## REQUIREMENTS
Retype the material below. Keep every word exactly as it is.

[Begin RECORD SET]

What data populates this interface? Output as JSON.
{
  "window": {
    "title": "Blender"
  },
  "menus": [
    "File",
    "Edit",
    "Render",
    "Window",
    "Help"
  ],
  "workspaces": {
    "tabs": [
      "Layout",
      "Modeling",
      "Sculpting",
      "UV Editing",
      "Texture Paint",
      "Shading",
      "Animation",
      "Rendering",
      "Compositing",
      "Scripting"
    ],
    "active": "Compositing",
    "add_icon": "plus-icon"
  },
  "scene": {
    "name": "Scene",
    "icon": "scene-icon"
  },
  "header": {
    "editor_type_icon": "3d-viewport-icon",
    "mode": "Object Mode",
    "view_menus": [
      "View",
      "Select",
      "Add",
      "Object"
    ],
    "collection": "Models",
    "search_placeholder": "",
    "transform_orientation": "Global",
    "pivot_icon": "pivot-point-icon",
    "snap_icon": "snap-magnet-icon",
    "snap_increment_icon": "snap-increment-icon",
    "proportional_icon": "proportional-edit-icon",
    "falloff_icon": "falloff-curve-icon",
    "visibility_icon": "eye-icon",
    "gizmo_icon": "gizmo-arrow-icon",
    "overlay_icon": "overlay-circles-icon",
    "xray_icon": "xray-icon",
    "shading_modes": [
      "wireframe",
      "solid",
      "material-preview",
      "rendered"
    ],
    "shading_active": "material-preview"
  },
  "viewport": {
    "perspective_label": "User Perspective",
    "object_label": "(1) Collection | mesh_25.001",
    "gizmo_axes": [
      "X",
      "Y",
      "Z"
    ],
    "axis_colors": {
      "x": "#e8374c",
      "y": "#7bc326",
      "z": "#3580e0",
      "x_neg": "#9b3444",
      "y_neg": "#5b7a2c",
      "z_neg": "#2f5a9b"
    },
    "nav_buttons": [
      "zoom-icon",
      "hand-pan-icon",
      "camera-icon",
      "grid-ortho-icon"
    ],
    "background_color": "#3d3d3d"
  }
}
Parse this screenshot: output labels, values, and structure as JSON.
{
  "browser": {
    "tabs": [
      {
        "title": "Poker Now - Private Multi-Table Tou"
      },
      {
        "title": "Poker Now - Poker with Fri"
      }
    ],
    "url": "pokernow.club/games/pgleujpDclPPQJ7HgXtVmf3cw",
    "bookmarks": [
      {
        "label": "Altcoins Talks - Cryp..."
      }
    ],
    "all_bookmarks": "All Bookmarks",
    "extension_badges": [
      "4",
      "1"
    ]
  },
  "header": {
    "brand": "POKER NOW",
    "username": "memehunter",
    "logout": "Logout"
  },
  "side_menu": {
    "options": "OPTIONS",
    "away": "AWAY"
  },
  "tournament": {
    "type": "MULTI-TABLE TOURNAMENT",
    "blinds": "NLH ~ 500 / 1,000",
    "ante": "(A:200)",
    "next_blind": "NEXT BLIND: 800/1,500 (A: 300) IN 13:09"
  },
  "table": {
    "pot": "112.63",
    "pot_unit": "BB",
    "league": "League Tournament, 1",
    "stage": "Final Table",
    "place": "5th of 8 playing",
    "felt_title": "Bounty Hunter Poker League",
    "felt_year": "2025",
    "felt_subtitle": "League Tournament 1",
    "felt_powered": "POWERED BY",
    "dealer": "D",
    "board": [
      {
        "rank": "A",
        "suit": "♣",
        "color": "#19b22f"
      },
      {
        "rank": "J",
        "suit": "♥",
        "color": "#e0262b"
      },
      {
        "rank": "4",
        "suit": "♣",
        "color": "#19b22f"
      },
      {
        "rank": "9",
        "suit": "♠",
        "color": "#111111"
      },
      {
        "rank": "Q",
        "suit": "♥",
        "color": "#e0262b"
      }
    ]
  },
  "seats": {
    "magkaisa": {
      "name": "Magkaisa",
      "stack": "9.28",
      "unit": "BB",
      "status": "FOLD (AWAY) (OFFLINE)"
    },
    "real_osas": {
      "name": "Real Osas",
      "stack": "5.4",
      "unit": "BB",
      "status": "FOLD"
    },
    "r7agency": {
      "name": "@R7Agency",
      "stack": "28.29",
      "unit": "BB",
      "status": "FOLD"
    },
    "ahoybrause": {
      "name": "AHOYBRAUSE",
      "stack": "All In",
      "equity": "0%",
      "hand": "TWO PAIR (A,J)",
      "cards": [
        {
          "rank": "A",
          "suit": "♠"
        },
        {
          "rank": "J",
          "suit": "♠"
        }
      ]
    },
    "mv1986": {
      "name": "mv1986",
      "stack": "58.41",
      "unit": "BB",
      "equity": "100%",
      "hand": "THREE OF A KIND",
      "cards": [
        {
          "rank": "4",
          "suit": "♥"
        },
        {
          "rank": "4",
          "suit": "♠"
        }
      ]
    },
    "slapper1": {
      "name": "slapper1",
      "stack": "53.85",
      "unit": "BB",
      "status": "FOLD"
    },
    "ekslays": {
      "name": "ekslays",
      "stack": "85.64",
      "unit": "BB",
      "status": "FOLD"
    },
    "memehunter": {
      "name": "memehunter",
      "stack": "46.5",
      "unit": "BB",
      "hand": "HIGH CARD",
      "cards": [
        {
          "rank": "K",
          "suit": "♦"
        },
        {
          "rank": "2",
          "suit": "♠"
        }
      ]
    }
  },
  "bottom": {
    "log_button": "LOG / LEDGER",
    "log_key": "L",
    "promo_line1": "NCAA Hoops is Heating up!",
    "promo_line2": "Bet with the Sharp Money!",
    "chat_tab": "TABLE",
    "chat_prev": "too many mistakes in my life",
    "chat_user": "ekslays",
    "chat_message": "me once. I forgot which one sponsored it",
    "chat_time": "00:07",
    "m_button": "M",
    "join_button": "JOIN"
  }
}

[End RECORD SET]

## REPLY
What data populates this interface? Output as JSON.
{
  "window": {
    "title": "Blender"
  },
  "menus": [
    "File",
    "Edit",
    "Render",
    "Window",
    "Help"
  ],
  "workspaces": {
    "tabs": [
      "Layout",
      "Modeling",
      "Sculpting",
      "UV Editing",
      "Texture Paint",
      "Shading",
      "Animation",
      "Rendering",
      "Compositing",
      "Scripting"
    ],
    "active": "Compositing",
    "add_icon": "plus-icon"
  },
  "scene": {
    "name": "Scene",
    "icon": "scene-icon"
  },
  "header": {
    "editor_type_icon": "3d-viewport-icon",
    "mode": "Object Mode",
    "view_menus": [
      "View",
      "Select",
      "Add",
      "Object"
    ],
    "collection": "Models",
    "search_placeholder": "",
    "transform_orientation": "Global",
    "pivot_icon": "pivot-point-icon",
    "snap_icon": "snap-magnet-icon",
    "snap_increment_icon": "snap-increment-icon",
    "proportional_icon": "proportional-edit-icon",
    "falloff_icon": "falloff-curve-icon",
    "visibility_icon": "eye-icon",
    "gizmo_icon": "gizmo-arrow-icon",
    "overlay_icon": "overlay-circles-icon",
    "xray_icon": "xray-icon",
    "shading_modes": [
      "wireframe",
      "solid",
      "material-preview",
      "rendered"
    ],
    "shading_active": "material-preview"
  },
  "viewport": {
    "perspective_label": "User Perspective",
    "object_label": "(1) Collection | mesh_25.001",
    "gizmo_axes": [
      "X",
      "Y",
      "Z"
    ],
    "axis_colors": {
      "x": "#e8374c",
      "y": "#7bc326",
      "z": "#3580e0",
      "x_neg": "#9b3444",
      "y_neg": "#5b7a2c",
      "z_neg": "#2f5a9b"
    },
    "nav_buttons": [
      "zoom-icon",
      "hand-pan-icon",
      "camera-icon",
      "grid-ortho-icon"
    ],
    "background_color": "#3d3d3d"
  }
}
Parse this screenshot: output labels, values, and structure as JSON.
{
  "browser": {
    "tabs": [
      {
        "title": "Poker Now - Private Multi-Table Tou"
      },
      {
        "title": "Poker Now - Poker with Fri"
      }
    ],
    "url": "pokernow.club/games/pgleujpDclPPQJ7HgXtVmf3cw",
    "bookmarks": [
      {
        "label": "Altcoins Talks - Cryp..."
      }
    ],
    "all_bookmarks": "All Bookmarks",
    "extension_badges": [
      "4",
      "1"
    ]
  },
  "header": {
    "brand": "POKER NOW",
    "username": "memehunter",
    "logout": "Logout"
  },
  "side_menu": {
    "options": "OPTIONS",
    "away": "AWAY"
  },
  "tournament": {
    "type": "MULTI-TABLE TOURNAMENT",
    "blinds": "NLH ~ 500 / 1,000",
    "ante": "(A:200)",
    "next_blind": "NEXT BLIND: 800/1,500 (A: 300) IN 13:09"
  },
  "table": {
    "pot": "112.63",
    "pot_unit": "BB",
    "league": "League Tournament, 1",
    "stage": "Final Table",
    "place": "5th of 8 playing",
    "felt_title": "Bounty Hunter Poker League",
    "felt_year": "2025",
    "felt_subtitle": "League Tournament 1",
    "felt_powered": "POWERED BY",
    "dealer": "D",
    "board": [
      {
        "rank": "A",
        "suit": "♣",
        "color": "#19b22f"
      },
      {
        "rank": "J",
        "suit": "♥",
        "color": "#e0262b"
      },
      {
        "rank": "4",
        "suit": "♣",
        "color": "#19b22f"
      },
      {
        "rank": "9",
        "suit": "♠",
        "color": "#111111"
      },
      {
        "rank": "Q",
        "suit": "♥",
        "color": "#e0262b"
      }
    ]
  },
  "seats": {
    "magkaisa": {
      "name": "Magkaisa",
      "stack": "9.28",
      "unit": "BB",
      "status": "FOLD (AWAY) (OFFLINE)"
    },
    "real_osas": {
      "name": "Real Osas",
      "stack": "5.4",
      "unit": "BB",
      "status": "FOLD"
    },
    "r7agency": {
      "name": "@R7Agency",
      "stack": "28.29",
      "unit": "BB",
      "status": "FOLD"
    },
    "ahoybrause": {
      "name": "AHOYBRAUSE",
      "stack": "All In",
      "equity": "0%",
      "hand": "TWO PAIR (A,J)",
      "cards": [
        {
          "rank": "A",
          "suit": "♠"
        },
        {
          "rank": "J",
          "suit": "♠"
        }
      ]
    },
    "mv1986": {
      "name": "mv1986",
      "stack": "58.41",
      "unit": "BB",
      "equity": "100%",
      "hand": "THREE OF A KIND",
      "cards": [
        {
          "rank": "4",
          "suit": "♥"
        },
        {
          "rank": "4",
          "suit": "♠"
        }
      ]
    },
    "slapper1": {
      "name": "slapper1",
      "stack": "53.85",
      "unit": "BB",
      "status": "FOLD"
    },
    "ekslays": {
      "name": "ekslays",
      "stack": "85.64",
      "unit": "BB",
      "status": "FOLD"
    },
    "memehunter": {
      "name": "memehunter",
      "stack": "46.5",
      "unit": "BB",
      "hand": "HIGH CARD",
      "cards": [
        {
          "rank": "K",
          "suit": "♦"
        },
        {
          "rank": "2",
          "suit": "♠"
        }
      ]
    }
  },
  "bottom": {
    "log_button": "LOG / LEDGER",
    "log_key": "L",
    "promo_line1": "NCAA Hoops is Heating up!",
    "promo_line2": "Bet with the Sharp Money!",
    "chat_tab": "TABLE",
    "chat_prev": "too many mistakes in my life",
    "chat_user": "ekslays",
    "chat_message": "me once. I forgot which one sponsored it",
    "chat_time": "00:07",
    "m_button": "M",
    "join_button": "JOIN"
  }
}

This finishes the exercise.